**Your assignment**: Would you return the data exactly as given, except for its pictures?

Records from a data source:
··········

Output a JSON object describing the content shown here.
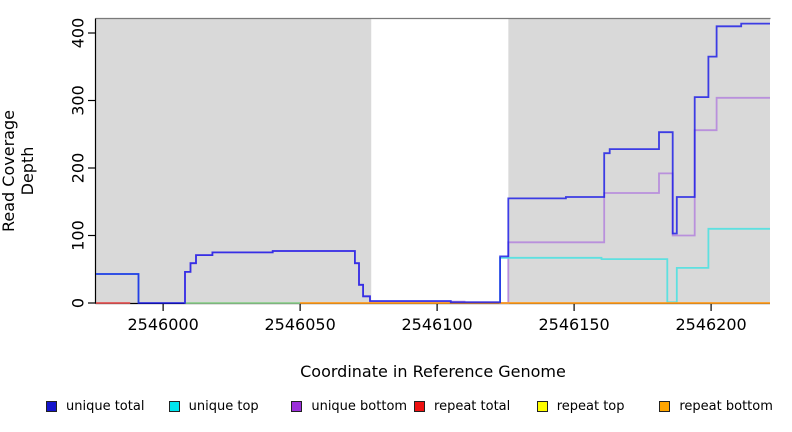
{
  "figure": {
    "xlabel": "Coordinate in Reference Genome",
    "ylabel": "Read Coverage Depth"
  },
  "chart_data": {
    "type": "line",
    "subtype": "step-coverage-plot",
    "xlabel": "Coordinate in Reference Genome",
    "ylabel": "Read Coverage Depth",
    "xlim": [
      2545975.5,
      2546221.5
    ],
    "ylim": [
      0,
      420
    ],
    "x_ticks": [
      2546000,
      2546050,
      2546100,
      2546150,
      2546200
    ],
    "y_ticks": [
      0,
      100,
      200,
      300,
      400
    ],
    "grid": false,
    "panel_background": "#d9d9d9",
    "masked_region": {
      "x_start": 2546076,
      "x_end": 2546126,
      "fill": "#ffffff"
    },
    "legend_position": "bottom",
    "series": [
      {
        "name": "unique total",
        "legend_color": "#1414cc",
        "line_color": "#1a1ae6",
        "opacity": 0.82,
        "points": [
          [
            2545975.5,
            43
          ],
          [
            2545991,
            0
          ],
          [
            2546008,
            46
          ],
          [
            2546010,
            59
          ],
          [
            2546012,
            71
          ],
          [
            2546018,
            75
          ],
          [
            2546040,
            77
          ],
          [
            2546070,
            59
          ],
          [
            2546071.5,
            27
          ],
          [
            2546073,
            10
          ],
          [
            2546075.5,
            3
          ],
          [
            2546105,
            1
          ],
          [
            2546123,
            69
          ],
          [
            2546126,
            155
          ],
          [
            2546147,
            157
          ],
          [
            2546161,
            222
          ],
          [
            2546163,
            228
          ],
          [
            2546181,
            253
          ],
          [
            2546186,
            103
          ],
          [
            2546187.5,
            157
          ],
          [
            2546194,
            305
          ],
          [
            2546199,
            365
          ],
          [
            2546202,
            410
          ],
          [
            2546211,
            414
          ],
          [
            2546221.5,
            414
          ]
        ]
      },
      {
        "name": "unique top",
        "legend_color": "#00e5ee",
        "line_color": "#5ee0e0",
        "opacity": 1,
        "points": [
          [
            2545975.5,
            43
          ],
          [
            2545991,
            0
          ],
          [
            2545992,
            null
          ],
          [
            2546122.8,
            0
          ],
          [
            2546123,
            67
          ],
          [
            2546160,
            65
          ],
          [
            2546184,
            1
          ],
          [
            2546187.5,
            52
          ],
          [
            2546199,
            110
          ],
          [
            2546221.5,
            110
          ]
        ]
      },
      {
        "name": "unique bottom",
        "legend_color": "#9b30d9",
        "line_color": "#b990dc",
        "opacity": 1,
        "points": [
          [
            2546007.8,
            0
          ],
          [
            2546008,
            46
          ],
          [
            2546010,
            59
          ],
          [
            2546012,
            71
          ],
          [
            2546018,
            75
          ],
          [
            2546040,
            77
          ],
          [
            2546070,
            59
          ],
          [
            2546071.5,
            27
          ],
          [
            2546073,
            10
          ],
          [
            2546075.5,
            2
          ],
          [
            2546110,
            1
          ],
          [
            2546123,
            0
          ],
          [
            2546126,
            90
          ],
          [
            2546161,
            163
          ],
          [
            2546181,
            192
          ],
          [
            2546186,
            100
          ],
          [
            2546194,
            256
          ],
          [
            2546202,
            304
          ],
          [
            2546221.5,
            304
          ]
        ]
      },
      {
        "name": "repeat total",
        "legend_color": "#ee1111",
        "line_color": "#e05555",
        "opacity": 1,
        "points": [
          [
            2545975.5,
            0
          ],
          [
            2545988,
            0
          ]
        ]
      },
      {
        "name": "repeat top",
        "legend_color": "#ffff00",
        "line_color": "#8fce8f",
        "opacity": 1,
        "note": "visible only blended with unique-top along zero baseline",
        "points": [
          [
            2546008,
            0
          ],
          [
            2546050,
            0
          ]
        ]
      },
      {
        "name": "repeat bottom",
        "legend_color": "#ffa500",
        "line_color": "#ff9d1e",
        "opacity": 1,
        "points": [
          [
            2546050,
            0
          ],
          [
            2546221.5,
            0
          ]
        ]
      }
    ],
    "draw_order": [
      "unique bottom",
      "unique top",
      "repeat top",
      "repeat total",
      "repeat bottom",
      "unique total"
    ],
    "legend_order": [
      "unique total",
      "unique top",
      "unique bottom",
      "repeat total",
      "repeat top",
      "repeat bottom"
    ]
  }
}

··········

**Response area**:
Output a JSON object describing the content shown here.
{
  "figure": {
    "xlabel": "Coordinate in Reference Genome",
    "ylabel": "Read Coverage Depth"
  },
  "chart_data": {
    "type": "line",
    "subtype": "step-coverage-plot",
    "xlabel": "Coordinate in Reference Genome",
    "ylabel": "Read Coverage Depth",
    "xlim": [
      2545975.5,
      2546221.5
    ],
    "ylim": [
      0,
      420
    ],
    "x_ticks": [
      2546000,
      2546050,
      2546100,
      2546150,
      2546200
    ],
    "y_ticks": [
      0,
      100,
      200,
      300,
      400
    ],
    "grid": false,
    "panel_background": "#d9d9d9",
    "masked_region": {
      "x_start": 2546076,
      "x_end": 2546126,
      "fill": "#ffffff"
    },
    "legend_position": "bottom",
    "series": [
      {
        "name": "unique total",
        "legend_color": "#1414cc",
        "line_color": "#1a1ae6",
        "opacity": 0.82,
        "points": [
          [
            2545975.5,
            43
          ],
          [
            2545991,
            0
          ],
          [
            2546008,
            46
          ],
          [
            2546010,
            59
          ],
          [
            2546012,
            71
          ],
          [
            2546018,
            75
          ],
          [
            2546040,
            77
          ],
          [
            2546070,
            59
          ],
          [
            2546071.5,
            27
          ],
          [
            2546073,
            10
          ],
          [
            2546075.5,
            3
          ],
          [
            2546105,
            1
          ],
          [
            2546123,
            69
          ],
          [
            2546126,
            155
          ],
          [
            2546147,
            157
          ],
          [
            2546161,
            222
          ],
          [
            2546163,
            228
          ],
          [
            2546181,
            253
          ],
          [
            2546186,
            103
          ],
          [
            2546187.5,
            157
          ],
          [
            2546194,
            305
          ],
          [
            2546199,
            365
          ],
          [
            2546202,
            410
          ],
          [
            2546211,
            414
          ],
          [
            2546221.5,
            414
          ]
        ]
      },
      {
        "name": "unique top",
        "legend_color": "#00e5ee",
        "line_color": "#5ee0e0",
        "opacity": 1,
        "points": [
          [
            2545975.5,
            43
          ],
          [
            2545991,
            0
          ],
          [
            2545992,
            null
          ],
          [
            2546122.8,
            0
          ],
          [
            2546123,
            67
          ],
          [
            2546160,
            65
          ],
          [
            2546184,
            1
          ],
          [
            2546187.5,
            52
          ],
          [
            2546199,
            110
          ],
          [
            2546221.5,
            110
          ]
        ]
      },
      {
        "name": "unique bottom",
        "legend_color": "#9b30d9",
        "line_color": "#b990dc",
        "opacity": 1,
        "points": [
          [
            2546007.8,
            0
          ],
          [
            2546008,
            46
          ],
          [
            2546010,
            59
          ],
          [
            2546012,
            71
          ],
          [
            2546018,
            75
          ],
          [
            2546040,
            77
          ],
          [
            2546070,
            59
          ],
          [
            2546071.5,
            27
          ],
          [
            2546073,
            10
          ],
          [
            2546075.5,
            2
          ],
          [
            2546110,
            1
          ],
          [
            2546123,
            0
          ],
          [
            2546126,
            90
          ],
          [
            2546161,
            163
          ],
          [
            2546181,
            192
          ],
          [
            2546186,
            100
          ],
          [
            2546194,
            256
          ],
          [
            2546202,
            304
          ],
          [
            2546221.5,
            304
          ]
        ]
      },
      {
        "name": "repeat total",
        "legend_color": "#ee1111",
        "line_color": "#e05555",
        "opacity": 1,
        "points": [
          [
            2545975.5,
            0
          ],
          [
            2545988,
            0
          ]
        ]
      },
      {
        "name": "repeat top",
        "legend_color": "#ffff00",
        "line_color": "#8fce8f",
        "opacity": 1,
        "note": "visible only blended with unique-top along zero baseline",
        "points": [
          [
            2546008,
            0
          ],
          [
            2546050,
            0
          ]
        ]
      },
      {
        "name": "repeat bottom",
        "legend_color": "#ffa500",
        "line_color": "#ff9d1e",
        "opacity": 1,
        "points": [
          [
            2546050,
            0
          ],
          [
            2546221.5,
            0
          ]
        ]
      }
    ],
    "draw_order": [
      "unique bottom",
      "unique top",
      "repeat top",
      "repeat total",
      "repeat bottom",
      "unique total"
    ],
    "legend_order": [
      "unique total",
      "unique top",
      "unique bottom",
      "repeat total",
      "repeat top",
      "repeat bottom"
    ]
  }
}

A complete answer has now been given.